#### DATASET RECORDS:
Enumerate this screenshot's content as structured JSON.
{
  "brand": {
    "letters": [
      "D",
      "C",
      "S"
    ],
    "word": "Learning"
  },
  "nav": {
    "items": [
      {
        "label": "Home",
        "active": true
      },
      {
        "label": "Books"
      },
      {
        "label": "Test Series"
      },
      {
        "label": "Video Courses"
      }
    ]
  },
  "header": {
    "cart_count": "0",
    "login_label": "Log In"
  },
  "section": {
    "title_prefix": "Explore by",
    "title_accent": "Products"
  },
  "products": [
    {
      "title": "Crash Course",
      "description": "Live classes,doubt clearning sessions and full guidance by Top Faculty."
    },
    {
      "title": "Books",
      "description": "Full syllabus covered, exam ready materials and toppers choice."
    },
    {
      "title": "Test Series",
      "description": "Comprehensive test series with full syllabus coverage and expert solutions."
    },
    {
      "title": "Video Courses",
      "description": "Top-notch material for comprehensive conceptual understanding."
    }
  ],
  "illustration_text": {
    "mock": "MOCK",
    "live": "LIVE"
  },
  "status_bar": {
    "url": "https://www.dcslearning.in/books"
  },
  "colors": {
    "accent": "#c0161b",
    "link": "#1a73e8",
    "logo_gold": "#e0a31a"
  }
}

#### PROBLEM DETAILS:
Recopy all the lines exactly as they appear.

#### REPLY TO THE TASK:
Enumerate this screenshot's content as structured JSON.
{
  "brand": {
    "letters": [
      "D",
      "C",
      "S"
    ],
    "word": "Learning"
  },
  "nav": {
    "items": [
      {
        "label": "Home",
        "active": true
      },
      {
        "label": "Books"
      },
      {
        "label": "Test Series"
      },
      {
        "label": "Video Courses"
      }
    ]
  },
  "header": {
    "cart_count": "0",
    "login_label": "Log In"
  },
  "section": {
    "title_prefix": "Explore by",
    "title_accent": "Products"
  },
  "products": [
    {
      "title": "Crash Course",
      "description": "Live classes,doubt clearning sessions and full guidance by Top Faculty."
    },
    {
      "title": "Books",
      "description": "Full syllabus covered, exam ready materials and toppers choice."
    },
    {
      "title": "Test Series",
      "description": "Comprehensive test series with full syllabus coverage and expert solutions."
    },
    {
      "title": "Video Courses",
      "description": "Top-notch material for comprehensive conceptual understanding."
    }
  ],
  "illustration_text": {
    "mock": "MOCK",
    "live": "LIVE"
  },
  "status_bar": {
    "url": "https://www.dcslearning.in/books"
  },
  "colors": {
    "accent": "#c0161b",
    "link": "#1a73e8",
    "logo_gold": "#e0a31a"
  }
}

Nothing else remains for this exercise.